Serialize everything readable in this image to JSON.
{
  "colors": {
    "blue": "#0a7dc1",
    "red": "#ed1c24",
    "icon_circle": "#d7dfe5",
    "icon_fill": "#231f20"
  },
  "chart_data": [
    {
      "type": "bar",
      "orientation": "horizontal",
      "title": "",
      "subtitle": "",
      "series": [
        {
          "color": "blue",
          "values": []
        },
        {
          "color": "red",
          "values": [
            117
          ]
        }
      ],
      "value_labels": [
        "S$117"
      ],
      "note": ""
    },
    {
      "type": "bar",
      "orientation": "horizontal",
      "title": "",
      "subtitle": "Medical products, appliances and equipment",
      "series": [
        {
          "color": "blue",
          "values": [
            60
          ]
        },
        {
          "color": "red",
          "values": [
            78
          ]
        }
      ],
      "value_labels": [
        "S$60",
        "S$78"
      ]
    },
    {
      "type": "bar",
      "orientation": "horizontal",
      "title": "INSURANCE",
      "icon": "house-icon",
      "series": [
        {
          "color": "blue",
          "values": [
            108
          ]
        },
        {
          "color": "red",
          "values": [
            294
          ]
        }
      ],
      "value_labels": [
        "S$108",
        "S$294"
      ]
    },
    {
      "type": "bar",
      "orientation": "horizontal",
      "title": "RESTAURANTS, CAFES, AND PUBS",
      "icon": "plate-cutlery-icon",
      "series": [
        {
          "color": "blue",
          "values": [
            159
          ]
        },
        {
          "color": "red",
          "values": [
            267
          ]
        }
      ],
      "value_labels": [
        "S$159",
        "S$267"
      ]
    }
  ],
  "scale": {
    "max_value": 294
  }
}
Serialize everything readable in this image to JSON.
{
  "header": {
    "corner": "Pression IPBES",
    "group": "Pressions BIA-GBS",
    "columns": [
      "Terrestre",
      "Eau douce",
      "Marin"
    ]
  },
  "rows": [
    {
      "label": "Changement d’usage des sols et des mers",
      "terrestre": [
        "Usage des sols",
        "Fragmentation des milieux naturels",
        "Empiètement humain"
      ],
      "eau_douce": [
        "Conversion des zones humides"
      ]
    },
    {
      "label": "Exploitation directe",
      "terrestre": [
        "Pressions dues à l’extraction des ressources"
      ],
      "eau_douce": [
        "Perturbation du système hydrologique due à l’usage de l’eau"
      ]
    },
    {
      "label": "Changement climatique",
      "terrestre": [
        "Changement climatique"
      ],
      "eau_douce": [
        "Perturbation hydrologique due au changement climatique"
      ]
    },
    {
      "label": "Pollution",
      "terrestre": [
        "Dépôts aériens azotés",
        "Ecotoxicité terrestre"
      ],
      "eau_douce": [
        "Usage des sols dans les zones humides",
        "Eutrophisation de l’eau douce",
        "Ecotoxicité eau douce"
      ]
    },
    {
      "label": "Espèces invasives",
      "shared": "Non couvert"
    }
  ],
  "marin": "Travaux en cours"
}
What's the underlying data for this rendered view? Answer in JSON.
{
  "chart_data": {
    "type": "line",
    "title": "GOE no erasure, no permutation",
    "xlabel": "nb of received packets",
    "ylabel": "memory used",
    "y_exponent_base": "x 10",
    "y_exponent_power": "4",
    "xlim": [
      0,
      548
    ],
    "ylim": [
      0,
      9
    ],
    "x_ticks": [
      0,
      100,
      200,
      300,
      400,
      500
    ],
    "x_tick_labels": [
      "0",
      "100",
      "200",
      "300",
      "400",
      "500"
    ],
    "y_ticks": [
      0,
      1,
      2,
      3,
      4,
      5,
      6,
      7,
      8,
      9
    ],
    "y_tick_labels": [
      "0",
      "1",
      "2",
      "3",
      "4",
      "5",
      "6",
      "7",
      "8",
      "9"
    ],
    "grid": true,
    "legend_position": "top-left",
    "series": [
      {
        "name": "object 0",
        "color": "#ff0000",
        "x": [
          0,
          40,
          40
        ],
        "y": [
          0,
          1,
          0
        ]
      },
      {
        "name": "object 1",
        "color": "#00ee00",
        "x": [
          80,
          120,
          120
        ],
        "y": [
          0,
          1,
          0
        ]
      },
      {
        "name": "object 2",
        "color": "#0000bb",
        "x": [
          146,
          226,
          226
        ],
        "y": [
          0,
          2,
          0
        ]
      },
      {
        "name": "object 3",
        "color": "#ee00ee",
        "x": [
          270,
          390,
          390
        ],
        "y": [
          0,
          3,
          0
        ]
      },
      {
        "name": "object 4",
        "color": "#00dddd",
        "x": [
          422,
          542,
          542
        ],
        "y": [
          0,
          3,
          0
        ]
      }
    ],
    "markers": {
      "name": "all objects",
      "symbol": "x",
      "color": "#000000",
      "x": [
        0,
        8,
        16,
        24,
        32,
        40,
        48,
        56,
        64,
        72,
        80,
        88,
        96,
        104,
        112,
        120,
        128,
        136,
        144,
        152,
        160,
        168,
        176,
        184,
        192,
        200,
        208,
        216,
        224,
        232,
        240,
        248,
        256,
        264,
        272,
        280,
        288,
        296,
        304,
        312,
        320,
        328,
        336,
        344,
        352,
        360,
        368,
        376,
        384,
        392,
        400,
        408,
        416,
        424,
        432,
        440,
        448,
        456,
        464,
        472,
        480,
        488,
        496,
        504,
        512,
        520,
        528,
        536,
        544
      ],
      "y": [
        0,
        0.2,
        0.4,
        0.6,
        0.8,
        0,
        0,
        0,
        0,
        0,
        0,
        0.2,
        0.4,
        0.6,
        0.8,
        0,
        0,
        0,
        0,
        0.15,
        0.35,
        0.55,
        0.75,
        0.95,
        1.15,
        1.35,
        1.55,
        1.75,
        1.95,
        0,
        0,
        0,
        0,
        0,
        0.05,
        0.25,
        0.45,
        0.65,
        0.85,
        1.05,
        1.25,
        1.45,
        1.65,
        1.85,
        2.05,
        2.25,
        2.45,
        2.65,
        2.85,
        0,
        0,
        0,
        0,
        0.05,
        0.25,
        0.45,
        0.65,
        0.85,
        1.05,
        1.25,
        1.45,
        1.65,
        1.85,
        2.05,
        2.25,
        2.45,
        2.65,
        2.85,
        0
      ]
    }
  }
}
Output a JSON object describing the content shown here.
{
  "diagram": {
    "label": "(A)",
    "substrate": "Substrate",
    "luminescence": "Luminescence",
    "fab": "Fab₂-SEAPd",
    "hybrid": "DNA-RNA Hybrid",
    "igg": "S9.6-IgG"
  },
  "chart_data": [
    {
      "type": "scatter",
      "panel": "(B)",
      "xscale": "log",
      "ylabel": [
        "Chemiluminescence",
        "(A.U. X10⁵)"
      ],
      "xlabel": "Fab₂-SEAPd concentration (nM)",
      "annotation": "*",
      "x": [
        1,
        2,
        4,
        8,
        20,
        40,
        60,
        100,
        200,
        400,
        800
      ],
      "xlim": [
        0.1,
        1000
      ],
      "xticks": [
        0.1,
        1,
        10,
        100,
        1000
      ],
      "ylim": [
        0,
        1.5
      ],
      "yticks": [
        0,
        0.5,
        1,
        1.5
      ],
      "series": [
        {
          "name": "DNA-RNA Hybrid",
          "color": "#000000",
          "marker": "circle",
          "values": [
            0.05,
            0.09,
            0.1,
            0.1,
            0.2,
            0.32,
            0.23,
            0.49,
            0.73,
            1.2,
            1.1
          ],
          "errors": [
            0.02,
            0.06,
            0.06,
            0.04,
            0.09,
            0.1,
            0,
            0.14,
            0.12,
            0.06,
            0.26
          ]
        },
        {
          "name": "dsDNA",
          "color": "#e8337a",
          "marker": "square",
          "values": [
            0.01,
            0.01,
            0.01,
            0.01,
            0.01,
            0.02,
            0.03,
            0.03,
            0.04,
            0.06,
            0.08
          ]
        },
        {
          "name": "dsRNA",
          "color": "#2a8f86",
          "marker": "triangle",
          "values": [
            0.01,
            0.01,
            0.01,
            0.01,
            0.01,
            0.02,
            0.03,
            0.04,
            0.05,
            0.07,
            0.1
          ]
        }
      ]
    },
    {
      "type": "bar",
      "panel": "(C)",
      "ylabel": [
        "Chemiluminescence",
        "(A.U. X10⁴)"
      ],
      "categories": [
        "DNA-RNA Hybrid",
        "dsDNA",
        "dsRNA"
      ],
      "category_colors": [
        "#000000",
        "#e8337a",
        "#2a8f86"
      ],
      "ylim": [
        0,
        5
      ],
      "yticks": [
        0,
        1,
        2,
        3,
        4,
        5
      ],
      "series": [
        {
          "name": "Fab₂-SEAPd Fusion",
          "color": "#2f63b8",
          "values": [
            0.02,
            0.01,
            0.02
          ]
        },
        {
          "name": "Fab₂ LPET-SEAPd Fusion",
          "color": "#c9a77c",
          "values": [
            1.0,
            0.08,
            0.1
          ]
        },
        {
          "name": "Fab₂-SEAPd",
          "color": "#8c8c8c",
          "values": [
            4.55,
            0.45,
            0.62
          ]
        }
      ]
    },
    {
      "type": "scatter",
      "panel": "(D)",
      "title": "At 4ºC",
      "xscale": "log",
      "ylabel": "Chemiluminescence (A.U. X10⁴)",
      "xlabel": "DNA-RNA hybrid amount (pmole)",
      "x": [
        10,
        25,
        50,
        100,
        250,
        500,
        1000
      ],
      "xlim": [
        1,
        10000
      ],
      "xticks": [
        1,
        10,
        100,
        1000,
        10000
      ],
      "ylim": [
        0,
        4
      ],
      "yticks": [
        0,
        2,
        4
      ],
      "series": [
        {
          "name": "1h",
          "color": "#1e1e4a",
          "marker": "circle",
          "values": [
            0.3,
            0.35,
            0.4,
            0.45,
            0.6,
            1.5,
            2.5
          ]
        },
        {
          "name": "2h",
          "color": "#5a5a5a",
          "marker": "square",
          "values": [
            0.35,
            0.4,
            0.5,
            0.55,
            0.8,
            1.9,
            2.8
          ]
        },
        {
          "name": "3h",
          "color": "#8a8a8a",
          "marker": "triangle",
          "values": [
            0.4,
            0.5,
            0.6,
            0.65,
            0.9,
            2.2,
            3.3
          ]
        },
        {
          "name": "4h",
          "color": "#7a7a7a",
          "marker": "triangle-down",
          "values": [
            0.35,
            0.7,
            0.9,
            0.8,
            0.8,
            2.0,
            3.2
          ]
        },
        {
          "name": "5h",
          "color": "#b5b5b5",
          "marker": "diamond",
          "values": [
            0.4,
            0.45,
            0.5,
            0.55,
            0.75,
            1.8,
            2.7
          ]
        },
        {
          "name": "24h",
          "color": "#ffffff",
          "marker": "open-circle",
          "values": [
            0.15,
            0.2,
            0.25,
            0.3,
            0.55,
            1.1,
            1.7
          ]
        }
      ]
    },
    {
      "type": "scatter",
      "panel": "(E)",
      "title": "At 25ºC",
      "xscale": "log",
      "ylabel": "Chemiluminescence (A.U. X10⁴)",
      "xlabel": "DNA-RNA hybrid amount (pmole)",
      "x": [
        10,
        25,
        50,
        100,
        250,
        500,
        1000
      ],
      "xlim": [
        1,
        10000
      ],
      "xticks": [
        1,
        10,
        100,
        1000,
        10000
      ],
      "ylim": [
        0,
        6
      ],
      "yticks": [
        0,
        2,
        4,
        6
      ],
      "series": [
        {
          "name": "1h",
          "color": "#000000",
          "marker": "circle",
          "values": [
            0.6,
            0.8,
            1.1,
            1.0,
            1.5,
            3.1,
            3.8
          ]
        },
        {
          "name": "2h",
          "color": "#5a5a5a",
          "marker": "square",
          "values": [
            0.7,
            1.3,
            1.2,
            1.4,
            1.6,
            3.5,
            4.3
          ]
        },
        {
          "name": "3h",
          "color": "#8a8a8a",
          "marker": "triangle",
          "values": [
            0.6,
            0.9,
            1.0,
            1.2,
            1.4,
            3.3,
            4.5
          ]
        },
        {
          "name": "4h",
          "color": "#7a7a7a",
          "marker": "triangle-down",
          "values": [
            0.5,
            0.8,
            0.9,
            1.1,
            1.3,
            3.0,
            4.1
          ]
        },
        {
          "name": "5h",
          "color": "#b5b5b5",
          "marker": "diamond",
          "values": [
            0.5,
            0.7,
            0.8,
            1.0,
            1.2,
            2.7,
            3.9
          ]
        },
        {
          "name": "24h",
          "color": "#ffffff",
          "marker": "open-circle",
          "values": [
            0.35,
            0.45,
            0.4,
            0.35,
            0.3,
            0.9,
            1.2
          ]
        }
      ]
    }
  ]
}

» **Required work**
Copy every line of the data that holds the string "hydrologique".

» **Correct response**
        "Perturbation du système hydrologique due à l’usage de l’eau"
        "Perturbation hydrologique due au changement climatique"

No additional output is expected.